_Aim of the task_
Collect all lines from the listing that include the string "place".

_Source records_
+ + + +
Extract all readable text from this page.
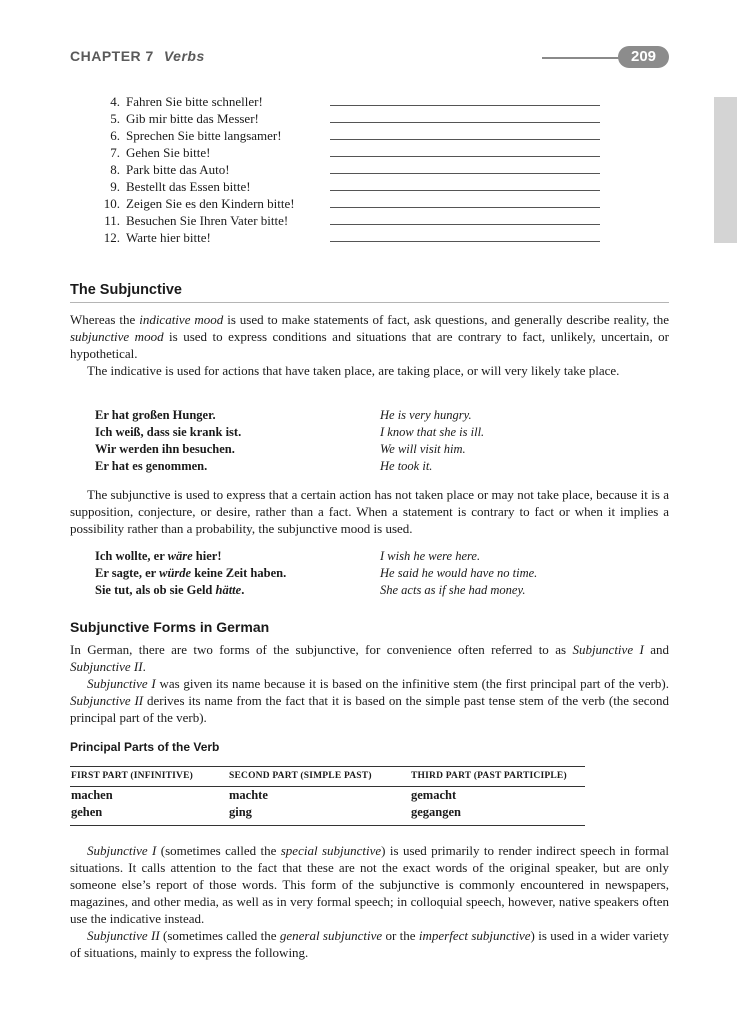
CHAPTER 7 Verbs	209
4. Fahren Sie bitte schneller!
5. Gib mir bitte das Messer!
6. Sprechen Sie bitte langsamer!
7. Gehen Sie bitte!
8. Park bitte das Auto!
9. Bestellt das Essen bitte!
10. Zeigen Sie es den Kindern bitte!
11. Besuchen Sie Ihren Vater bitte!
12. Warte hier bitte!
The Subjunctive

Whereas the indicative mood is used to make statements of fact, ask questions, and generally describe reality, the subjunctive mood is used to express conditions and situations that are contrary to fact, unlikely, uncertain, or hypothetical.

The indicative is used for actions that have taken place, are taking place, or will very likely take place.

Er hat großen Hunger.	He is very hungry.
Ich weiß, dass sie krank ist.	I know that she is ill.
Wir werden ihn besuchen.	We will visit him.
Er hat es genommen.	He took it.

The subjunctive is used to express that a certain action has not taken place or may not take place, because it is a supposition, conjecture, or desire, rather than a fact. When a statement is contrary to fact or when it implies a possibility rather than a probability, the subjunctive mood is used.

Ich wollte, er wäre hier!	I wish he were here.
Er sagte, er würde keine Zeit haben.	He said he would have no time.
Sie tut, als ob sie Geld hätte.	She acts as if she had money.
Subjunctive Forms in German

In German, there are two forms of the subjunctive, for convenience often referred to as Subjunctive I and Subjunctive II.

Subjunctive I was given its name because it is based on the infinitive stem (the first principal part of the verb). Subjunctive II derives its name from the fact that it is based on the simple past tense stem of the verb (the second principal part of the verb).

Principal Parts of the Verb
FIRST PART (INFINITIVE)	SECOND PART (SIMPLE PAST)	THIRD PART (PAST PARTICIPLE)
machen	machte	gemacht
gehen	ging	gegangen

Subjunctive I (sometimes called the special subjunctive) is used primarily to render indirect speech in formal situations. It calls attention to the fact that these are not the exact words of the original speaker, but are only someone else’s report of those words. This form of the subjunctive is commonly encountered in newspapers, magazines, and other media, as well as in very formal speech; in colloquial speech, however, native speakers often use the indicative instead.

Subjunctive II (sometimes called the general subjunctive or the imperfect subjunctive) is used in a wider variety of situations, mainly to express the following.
+ + + +
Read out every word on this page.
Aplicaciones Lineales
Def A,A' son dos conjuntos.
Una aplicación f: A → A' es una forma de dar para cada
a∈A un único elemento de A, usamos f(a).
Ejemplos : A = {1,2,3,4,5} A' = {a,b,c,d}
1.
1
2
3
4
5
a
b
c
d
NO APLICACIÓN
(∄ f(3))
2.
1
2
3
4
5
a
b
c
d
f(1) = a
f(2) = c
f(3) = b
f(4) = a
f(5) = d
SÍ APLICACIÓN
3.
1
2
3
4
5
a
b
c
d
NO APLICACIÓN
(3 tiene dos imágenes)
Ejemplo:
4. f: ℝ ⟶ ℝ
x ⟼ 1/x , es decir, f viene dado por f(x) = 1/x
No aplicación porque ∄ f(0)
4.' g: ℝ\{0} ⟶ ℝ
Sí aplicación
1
+ + + +
_Response area_
The indicative is used for actions that have taken place, are taking place, or will very likely take place.
The subjunctive is used to express that a certain action has not taken place or may not take place, because it is a supposition, conjecture, or desire, rather than a fact. When a statement is contrary to fact or when it implies a possibility rather than a probability, the subjunctive mood is used.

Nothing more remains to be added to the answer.